YOUR TASK: Find each line with the word "الذهبي" and state how many there are, nothing more.

[Records contained in a dataset]
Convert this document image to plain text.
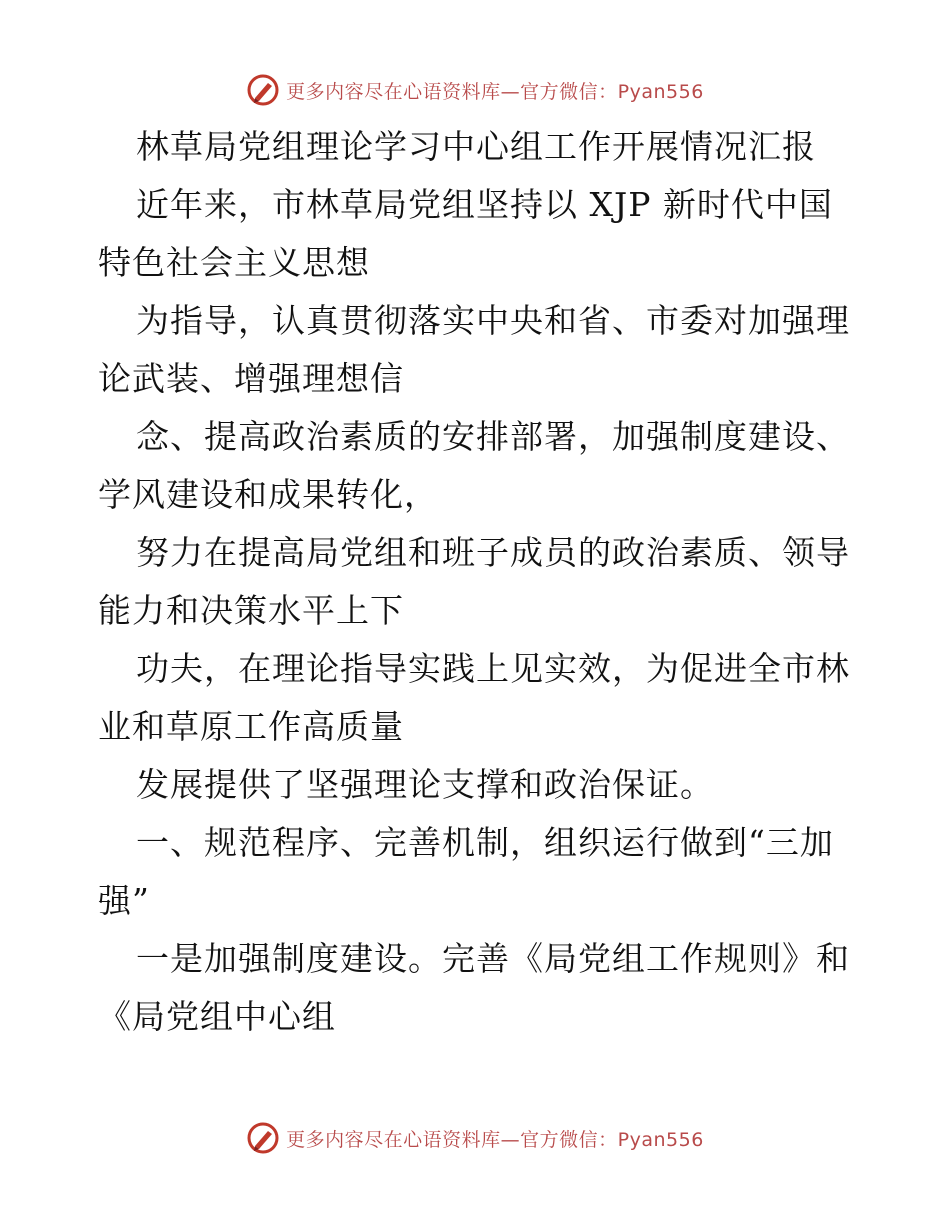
更多内容尽在心语资料库—官方微信：Pyan556
林草局党组理论学习中心组工作开展情况汇报
近年来，市林草局党组坚持以 XJP 新时代中国
特色社会主义思想
为指导，认真贯彻落实中央和省、市委对加强理
论武装、增强理想信
念、提高政治素质的安排部署，加强制度建设、
学风建设和成果转化，
努力在提高局党组和班子成员的政治素质、领导
能力和决策水平上下
功夫，在理论指导实践上见实效，为促进全市林
业和草原工作高质量
发展提供了坚强理论支撑和政治保证。
一、规范程序、完善机制，组织运行做到“三加
强”
一是加强制度建设。完善《局党组工作规则》和
《局党组中心组
更多内容尽在心语资料库—官方微信：Pyan556
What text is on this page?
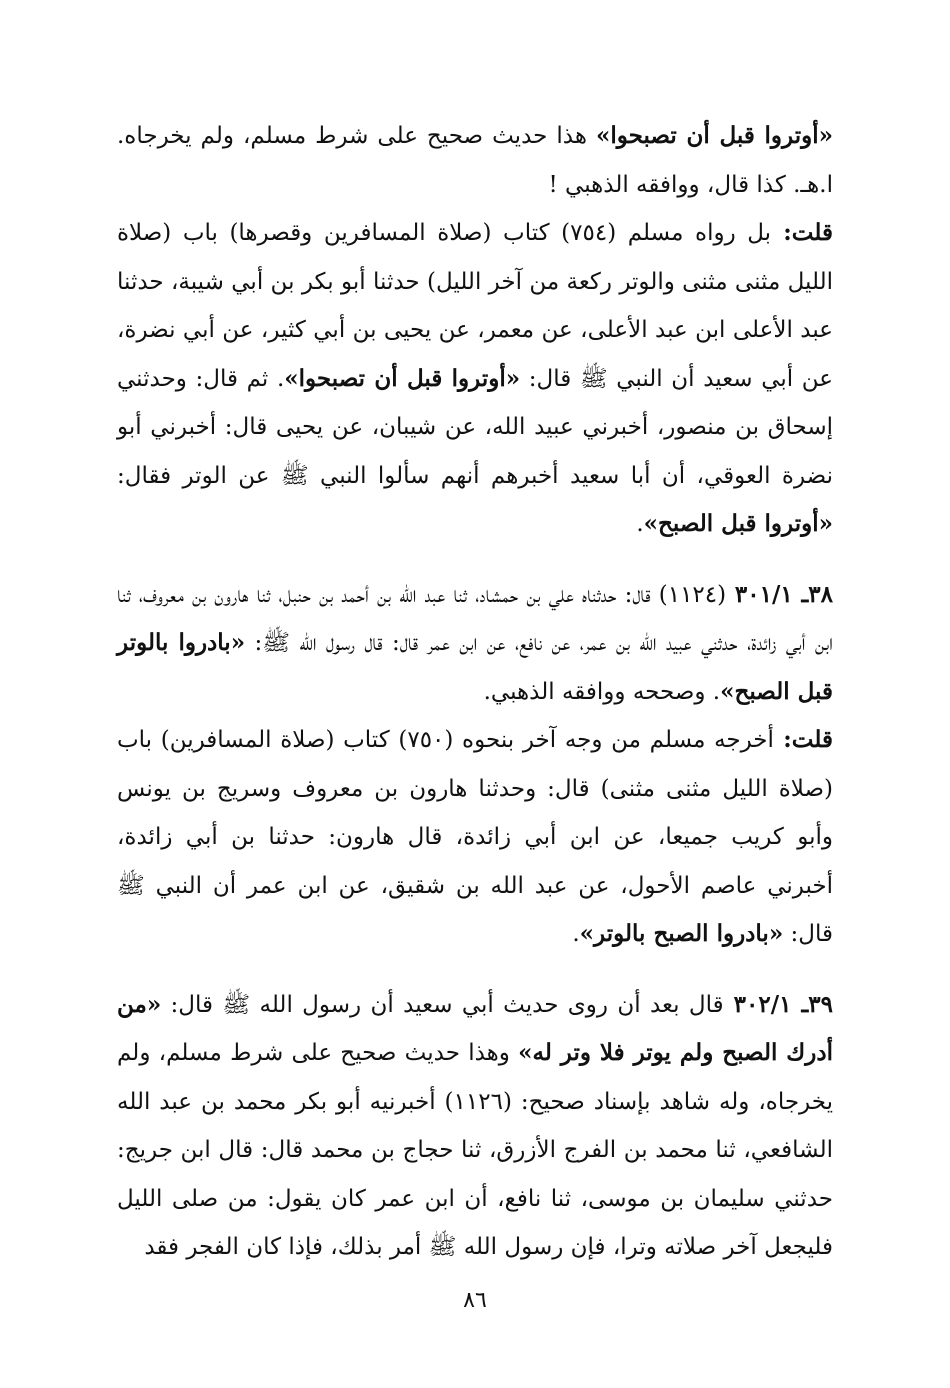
«أوتروا قبل أن تصبحوا» هذا حديث صحيح على شرط مسلم، ولم يخرجاه. ا.هـ. كذا قال، ووافقه الذهبي !

قلت: بل رواه مسلم (٧٥٤) كتاب (صلاة المسافرين وقصرها) باب (صلاة الليل مثنى مثنى والوتر ركعة من آخر الليل) حدثنا أبو بكر بن أبي شيبة، حدثنا عبد الأعلى ابن عبد الأعلى، عن معمر، عن يحيى بن أبي كثير، عن أبي نضرة، عن أبي سعيد أن النبي ﷺ قال: «أوتروا قبل أن تصبحوا». ثم قال: وحدثني إسحاق بن منصور، أخبرني عبيد الله، عن شيبان، عن يحيى قال: أخبرني أبو نضرة العوقي، أن أبا سعيد أخبرهم أنهم سألوا النبي ﷺ عن الوتر فقال: «أوتروا قبل الصبح».

٣٨ـ ٣٠١/١ (١١٢٤) قال: حدثناه علي بن حمشاد، ثنا عبد الله بن أحمد بن حنبل، ثنا هارون بن معروف، ثنا ابن أبي زائدة، حدثني عبيد الله بن عمر، عن نافع، عن ابن عمر قال: قال رسول الله ﷺ: «بادروا بالوتر قبل الصبح». وصححه ووافقه الذهبي.

قلت: أخرجه مسلم من وجه آخر بنحوه (٧٥٠) كتاب (صلاة المسافرين) باب (صلاة الليل مثنى مثنى) قال: وحدثنا هارون بن معروف وسريج بن يونس وأبو كريب جميعا، عن ابن أبي زائدة، قال هارون: حدثنا بن أبي زائدة، أخبرني عاصم الأحول، عن عبد الله بن شقيق، عن ابن عمر أن النبي ﷺ قال: «بادروا الصبح بالوتر».

٣٩ـ ٣٠٢/١ قال بعد أن روى حديث أبي سعيد أن رسول الله ﷺ قال: «من أدرك الصبح ولم يوتر فلا وتر له» وهذا حديث صحيح على شرط مسلم، ولم يخرجاه، وله شاهد بإسناد صحيح: (١١٢٦) أخبرنيه أبو بكر محمد بن عبد الله الشافعي، ثنا محمد بن الفرج الأزرق، ثنا حجاج بن محمد قال: قال ابن جريج: حدثني سليمان بن موسى، ثنا نافع، أن ابن عمر كان يقول: من صلى الليل فليجعل آخر صلاته وترا، فإن رسول الله ﷺ أمر بذلك، فإذا كان الفجر فقد

٨٦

THE COMPLETED TASK: 2